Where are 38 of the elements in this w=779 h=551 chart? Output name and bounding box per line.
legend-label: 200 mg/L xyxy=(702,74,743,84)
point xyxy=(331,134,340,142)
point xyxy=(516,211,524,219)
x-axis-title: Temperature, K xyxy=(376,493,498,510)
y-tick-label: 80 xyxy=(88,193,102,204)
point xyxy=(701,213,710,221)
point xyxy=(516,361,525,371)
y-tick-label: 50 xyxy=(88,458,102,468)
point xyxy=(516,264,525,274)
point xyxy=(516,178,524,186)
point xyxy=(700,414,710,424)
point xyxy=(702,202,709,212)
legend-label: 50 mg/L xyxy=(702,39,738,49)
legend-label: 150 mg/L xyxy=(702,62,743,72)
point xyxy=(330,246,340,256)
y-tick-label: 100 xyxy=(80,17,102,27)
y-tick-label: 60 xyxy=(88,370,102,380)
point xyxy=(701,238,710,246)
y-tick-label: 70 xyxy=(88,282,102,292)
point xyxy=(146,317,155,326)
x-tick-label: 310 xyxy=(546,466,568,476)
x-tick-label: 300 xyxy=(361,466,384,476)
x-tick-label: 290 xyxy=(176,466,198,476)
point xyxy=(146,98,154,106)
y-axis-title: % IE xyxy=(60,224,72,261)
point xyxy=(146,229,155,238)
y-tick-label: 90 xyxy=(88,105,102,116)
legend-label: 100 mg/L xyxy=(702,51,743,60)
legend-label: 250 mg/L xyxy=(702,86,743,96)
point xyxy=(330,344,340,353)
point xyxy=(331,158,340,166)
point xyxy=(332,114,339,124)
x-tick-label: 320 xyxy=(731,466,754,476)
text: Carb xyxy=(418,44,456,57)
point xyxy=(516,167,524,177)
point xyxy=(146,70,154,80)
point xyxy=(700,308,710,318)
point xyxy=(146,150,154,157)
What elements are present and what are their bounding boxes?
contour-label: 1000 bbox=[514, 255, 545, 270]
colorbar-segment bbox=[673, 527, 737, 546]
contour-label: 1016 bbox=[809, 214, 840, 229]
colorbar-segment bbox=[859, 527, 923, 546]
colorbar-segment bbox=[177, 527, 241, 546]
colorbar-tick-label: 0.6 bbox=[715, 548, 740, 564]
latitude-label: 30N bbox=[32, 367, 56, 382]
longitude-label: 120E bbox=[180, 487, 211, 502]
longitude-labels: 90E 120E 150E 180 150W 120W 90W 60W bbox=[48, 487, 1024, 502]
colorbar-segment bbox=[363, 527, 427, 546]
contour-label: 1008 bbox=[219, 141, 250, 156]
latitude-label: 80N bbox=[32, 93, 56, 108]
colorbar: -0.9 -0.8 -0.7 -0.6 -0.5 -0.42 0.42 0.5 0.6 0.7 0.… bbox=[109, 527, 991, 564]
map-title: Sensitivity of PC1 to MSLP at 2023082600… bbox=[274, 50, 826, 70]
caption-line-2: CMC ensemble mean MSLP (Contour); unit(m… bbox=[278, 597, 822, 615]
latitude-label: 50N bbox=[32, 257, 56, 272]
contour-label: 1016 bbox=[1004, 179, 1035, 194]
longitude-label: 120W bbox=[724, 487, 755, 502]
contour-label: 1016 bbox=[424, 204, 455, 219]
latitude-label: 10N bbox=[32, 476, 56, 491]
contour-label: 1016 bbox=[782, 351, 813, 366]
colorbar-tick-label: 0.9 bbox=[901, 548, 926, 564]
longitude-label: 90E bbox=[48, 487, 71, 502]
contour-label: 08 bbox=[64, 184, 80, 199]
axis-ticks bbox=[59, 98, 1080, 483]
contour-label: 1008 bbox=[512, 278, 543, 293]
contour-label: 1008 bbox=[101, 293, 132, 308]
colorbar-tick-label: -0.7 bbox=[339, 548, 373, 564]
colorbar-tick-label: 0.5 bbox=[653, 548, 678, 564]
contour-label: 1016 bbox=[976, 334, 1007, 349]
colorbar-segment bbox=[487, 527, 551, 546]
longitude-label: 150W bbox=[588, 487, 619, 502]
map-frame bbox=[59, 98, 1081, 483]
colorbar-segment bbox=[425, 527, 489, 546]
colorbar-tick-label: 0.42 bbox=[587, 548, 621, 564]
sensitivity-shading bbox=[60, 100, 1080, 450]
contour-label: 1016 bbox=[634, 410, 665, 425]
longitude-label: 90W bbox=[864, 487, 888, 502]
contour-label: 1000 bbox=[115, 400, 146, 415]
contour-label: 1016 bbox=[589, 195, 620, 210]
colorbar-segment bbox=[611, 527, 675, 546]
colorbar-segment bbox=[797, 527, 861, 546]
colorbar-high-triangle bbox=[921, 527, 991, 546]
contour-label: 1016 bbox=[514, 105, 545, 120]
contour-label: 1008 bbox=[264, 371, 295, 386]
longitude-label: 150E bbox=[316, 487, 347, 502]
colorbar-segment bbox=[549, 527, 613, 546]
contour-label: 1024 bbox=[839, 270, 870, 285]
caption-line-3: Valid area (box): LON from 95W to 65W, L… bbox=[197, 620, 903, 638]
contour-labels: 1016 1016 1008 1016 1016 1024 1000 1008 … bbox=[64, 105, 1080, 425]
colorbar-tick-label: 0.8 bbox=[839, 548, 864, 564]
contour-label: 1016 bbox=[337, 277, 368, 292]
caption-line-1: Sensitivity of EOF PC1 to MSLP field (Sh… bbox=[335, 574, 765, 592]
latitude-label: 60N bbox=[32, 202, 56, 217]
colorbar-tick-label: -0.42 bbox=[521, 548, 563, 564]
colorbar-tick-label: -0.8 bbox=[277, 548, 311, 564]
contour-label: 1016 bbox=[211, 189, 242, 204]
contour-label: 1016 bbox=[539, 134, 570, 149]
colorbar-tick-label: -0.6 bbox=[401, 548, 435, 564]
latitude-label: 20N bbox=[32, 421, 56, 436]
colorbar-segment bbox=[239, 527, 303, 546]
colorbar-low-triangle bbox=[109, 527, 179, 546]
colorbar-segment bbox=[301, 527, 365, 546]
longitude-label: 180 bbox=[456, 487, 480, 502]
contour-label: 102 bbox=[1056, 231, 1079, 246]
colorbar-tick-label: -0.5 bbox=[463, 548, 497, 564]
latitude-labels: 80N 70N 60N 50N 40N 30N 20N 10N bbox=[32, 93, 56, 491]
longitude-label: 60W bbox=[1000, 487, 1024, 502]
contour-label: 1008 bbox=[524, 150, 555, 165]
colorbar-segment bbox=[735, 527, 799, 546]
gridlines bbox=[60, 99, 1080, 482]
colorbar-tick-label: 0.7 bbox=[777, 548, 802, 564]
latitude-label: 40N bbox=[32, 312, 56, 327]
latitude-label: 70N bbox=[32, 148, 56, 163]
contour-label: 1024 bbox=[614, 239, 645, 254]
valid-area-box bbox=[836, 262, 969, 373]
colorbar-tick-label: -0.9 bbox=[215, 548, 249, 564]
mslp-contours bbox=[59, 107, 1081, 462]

**Exercise**
Reproduce everything from the start of the records down to the line containing "point xyxy=(330,246,340,256)", including both ends.

**Solution**
Where are 38 of the elements in this w=779 h=551 chart? Output name and bounding box per line.
legend-label: 200 mg/L xyxy=(702,74,743,84)
point xyxy=(331,134,340,142)
point xyxy=(516,211,524,219)
x-axis-title: Temperature, K xyxy=(376,493,498,510)
y-tick-label: 80 xyxy=(88,193,102,204)
point xyxy=(701,213,710,221)
point xyxy=(516,361,525,371)
y-tick-label: 50 xyxy=(88,458,102,468)
point xyxy=(516,264,525,274)
point xyxy=(516,178,524,186)
point xyxy=(700,414,710,424)
point xyxy=(702,202,709,212)
legend-label: 50 mg/L xyxy=(702,39,738,49)
legend-label: 150 mg/L xyxy=(702,62,743,72)
point xyxy=(330,246,340,256)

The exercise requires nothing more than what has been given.